PROBLEM REQUIREMENTS → All entries are to be quoted exactly; the images stay out of the copy.

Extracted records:
========

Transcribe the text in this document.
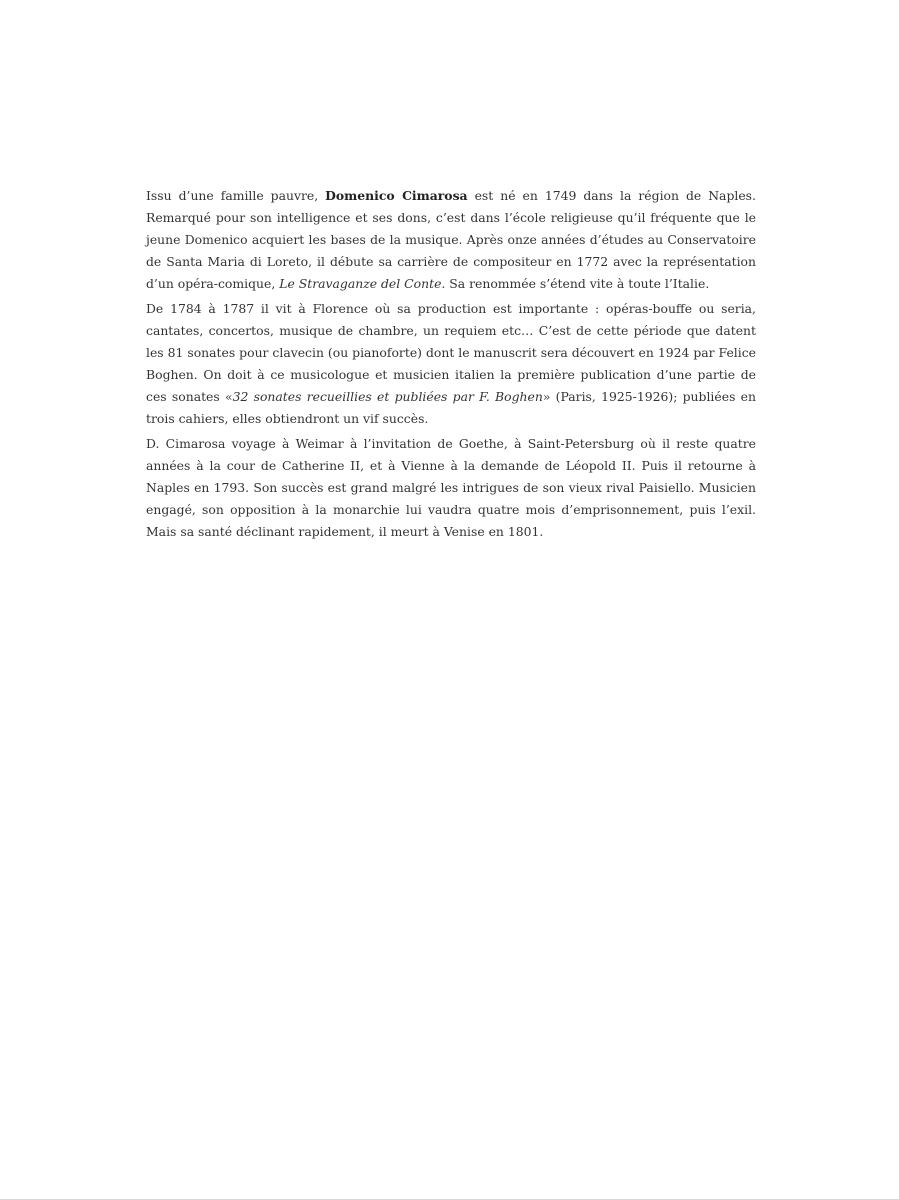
Issu d’une famille pauvre, Domenico Cimarosa est né en 1749 dans la région de Naples. Remarqué pour son intelligence et ses dons, c’est dans l’école religieuse qu’il fréquente que le jeune Domenico acquiert les bases de la musique. Après onze années d’études au Conservatoire de Santa Maria di Loreto, il débute sa carrière de compositeur en 1772 avec la représentation d’un opéra-comique, Le Stravaganze del Conte. Sa renommée s’étend vite à toute l’Italie.

De 1784 à 1787 il vit à Florence où sa production est importante : opéras-bouffe ou seria, cantates, concertos, musique de chambre, un requiem etc… C’est de cette période que datent les 81 sonates pour clavecin (ou pianoforte) dont le manuscrit sera découvert en 1924 par Felice Boghen. On doit à ce musicologue et musicien italien la première publication d’une partie de ces sonates «32 sonates recueillies et publiées par F. Boghen» (Paris, 1925-1926); publiées en trois cahiers, elles obtiendront un vif succès.

D. Cimarosa voyage à Weimar à l’invitation de Goethe, à Saint-Petersburg où il reste quatre années à la cour de Catherine II, et à Vienne à la demande de Léopold II. Puis il retourne à Naples en 1793. Son succès est grand malgré les intrigues de son vieux rival Paisiello. Musicien engagé, son opposition à la monarchie lui vaudra quatre mois d’emprisonnement, puis l’exil. Mais sa santé déclinant rapidement, il meurt à Venise en 1801.
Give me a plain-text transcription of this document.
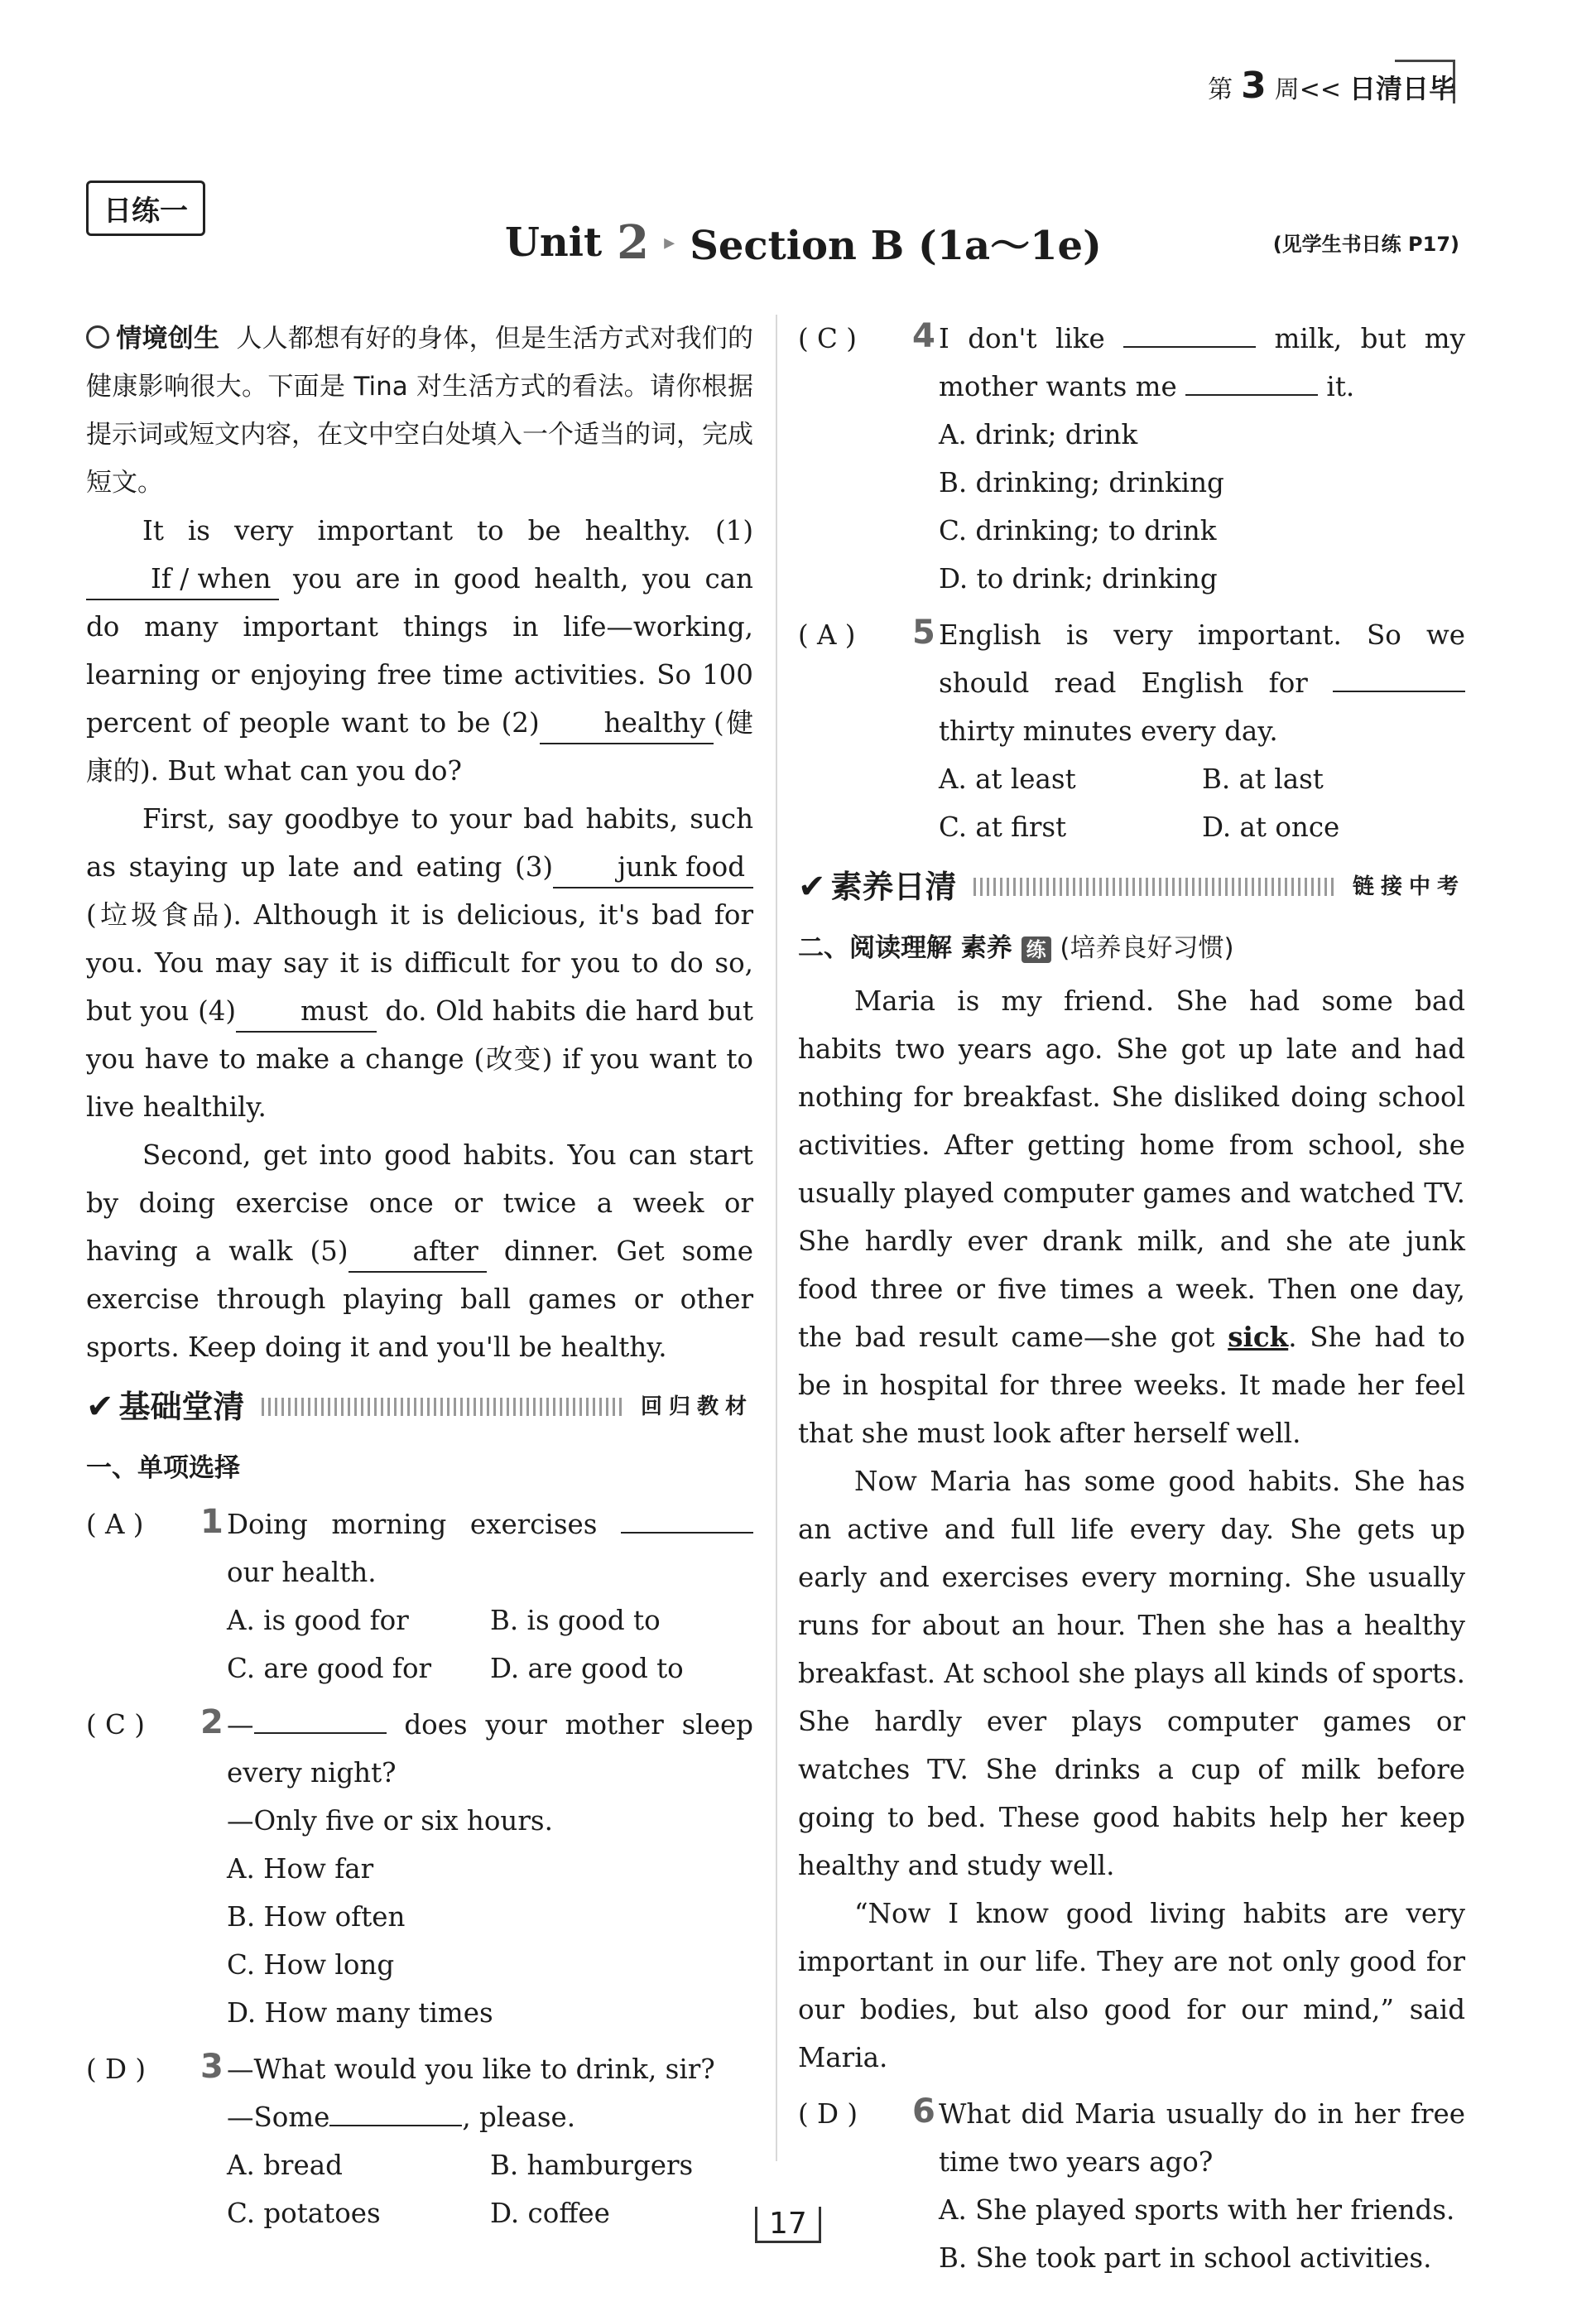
第 3 周<< 日清日毕
日练一
Unit 2 ▸ Section B (1a～1e)	(见学生书日练 P17)

情境创生 人人都想有好的身体，但是生活方式对我们的健康影响很大。下面是 Tina 对生活方式的看法。请你根据提示词或短文内容，在文中空白处填入一个适当的词，完成短文。

It is very important to be healthy. (1)If / when you are in good health, you can do many important things in life—working, learning or enjoying free time activities. So 100 percent of people want to be (2) healthy (健康的). But what can you do?

First, say goodbye to your bad habits, such as staying up late and eating (3) junk food(垃圾食品). Although it is delicious, it's bad for you. You may say it is difficult for you to do so, but you (4) must do. Old habits die hard but you have to make a change (改变) if you want to live healthily.

Second, get into good habits. You can start by doing exercise once or twice a week or having a walk (5) after dinner. Get some exercise through playing ball games or other sports. Keep doing it and you'll be healthy.

✔ 基础堂清	回归教材
一、单项选择
( A )	1 Doing morning exercises  our health.

A. is good for	B. is good to
C. are good for	D. are good to
( C )	2 —	does your mother sleep every night?

—Only five or six hours.
A. How far
B. How often
C. How long
D. How many times
( D )	3 —What would you like to drink, sir?
—Some	, please.
A. bread	B. hamburgers
C. potatoes	D. coffee
( C )	4 I don't like	milk, but my mother wants me	it.

A. drink; drink
B. drinking; drinking
C. drinking; to drink
D. to drink; drinking
( A )	5 English is very important. So we should read English for  thirty minutes every day.

A. at least	B. at last
C. at first	D. at once
✔ 素养日清	链接中考
二、阅读理解 素养 练 (培养良好习惯)

Maria is my friend. She had some bad habits two years ago. She got up late and had nothing for breakfast. She disliked doing school activities. After getting home from school, she usually played computer games and watched TV. She hardly ever drank milk, and she ate junk food three or five times a week. Then one day, the bad result came—she got sick. She had to be in hospital for three weeks. It made her feel that she must look after herself well.

Now Maria has some good habits. She has an active and full life every day. She gets up early and exercises every morning. She usually runs for about an hour. Then she has a healthy breakfast. At school she plays all kinds of sports. She hardly ever plays computer games or watches TV. She drinks a cup of milk before going to bed. These good habits help her keep healthy and study well.

“Now I know good living habits are very important in our life. They are not only good for our bodies, but also good for our mind,” said Maria.

( D )	6 What did Maria usually do in her free time two years ago?

A. She played sports with her friends.
B. She took part in school activities.
17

========

RESULT OF THIS EXERCISE →
Transcribe the text in this document.
Issu d’une famille pauvre, Domenico Cimarosa est né en 1749 dans la région de Naples. Remarqué pour son intelligence et ses dons, c’est dans l’école religieuse qu’il fréquente que le jeune Domenico acquiert les bases de la musique. Après onze années d’études au Conservatoire de Santa Maria di Loreto, il débute sa carrière de compositeur en 1772 avec la représentation d’un opéra-comique, Le Stravaganze del Conte. Sa renommée s’étend vite à toute l’Italie.

De 1784 à 1787 il vit à Florence où sa production est importante : opéras-bouffe ou seria, cantates, concertos, musique de chambre, un requiem etc… C’est de cette période que datent les 81 sonates pour clavecin (ou pianoforte) dont le manuscrit sera découvert en 1924 par Felice Boghen. On doit à ce musicologue et musicien italien la première publication d’une partie de ces sonates «32 sonates recueillies et publiées par F. Boghen» (Paris, 1925-1926); publiées en trois cahiers, elles obtiendront un vif succès.

D. Cimarosa voyage à Weimar à l’invitation de Goethe, à Saint-Petersburg où il reste quatre années à la cour de Catherine II, et à Vienne à la demande de Léopold II. Puis il retourne à Naples en 1793. Son succès est grand malgré les intrigues de son vieux rival Paisiello. Musicien engagé, son opposition à la monarchie lui vaudra quatre mois d’emprisonnement, puis l’exil. Mais sa santé déclinant rapidement, il meurt à Venise en 1801.
Give me a plain-text transcription of this document.
第 3 周<< 日清日毕
日练一
Unit 2 ▸ Section B (1a～1e)	(见学生书日练 P17)

情境创生 人人都想有好的身体，但是生活方式对我们的健康影响很大。下面是 Tina 对生活方式的看法。请你根据提示词或短文内容，在文中空白处填入一个适当的词，完成短文。

It is very important to be healthy. (1)If / when you are in good health, you can do many important things in life—working, learning or enjoying free time activities. So 100 percent of people want to be (2) healthy (健康的). But what can you do?

First, say goodbye to your bad habits, such as staying up late and eating (3) junk food(垃圾食品). Although it is delicious, it's bad for you. You may say it is difficult for you to do so, but you (4) must do. Old habits die hard but you have to make a change (改变) if you want to live healthily.

Second, get into good habits. You can start by doing exercise once or twice a week or having a walk (5) after dinner. Get some exercise through playing ball games or other sports. Keep doing it and you'll be healthy.

✔ 基础堂清	回归教材
一、单项选择
( A )	1 Doing morning exercises  our health.

A. is good for	B. is good to
C. are good for	D. are good to
( C )	2 —	does your mother sleep every night?

—Only five or six hours.
A. How far
B. How often
C. How long
D. How many times
( D )	3 —What would you like to drink, sir?
—Some	, please.
A. bread	B. hamburgers
C. potatoes	D. coffee
( C )	4 I don't like	milk, but my mother wants me	it.

A. drink; drink
B. drinking; drinking
C. drinking; to drink
D. to drink; drinking
( A )	5 English is very important. So we should read English for  thirty minutes every day.

A. at least	B. at last
C. at first	D. at once
✔ 素养日清	链接中考
二、阅读理解 素养 练 (培养良好习惯)

Maria is my friend. She had some bad habits two years ago. She got up late and had nothing for breakfast. She disliked doing school activities. After getting home from school, she usually played computer games and watched TV. She hardly ever drank milk, and she ate junk food three or five times a week. Then one day, the bad result came—she got sick. She had to be in hospital for three weeks. It made her feel that she must look after herself well.

Now Maria has some good habits. She has an active and full life every day. She gets up early and exercises every morning. She usually runs for about an hour. Then she has a healthy breakfast. At school she plays all kinds of sports. She hardly ever plays computer games or watches TV. She drinks a cup of milk before going to bed. These good habits help her keep healthy and study well.

“Now I know good living habits are very important in our life. They are not only good for our bodies, but also good for our mind,” said Maria.

( D )	6 What did Maria usually do in her free time two years ago?

A. She played sports with her friends.
B. She took part in school activities.
17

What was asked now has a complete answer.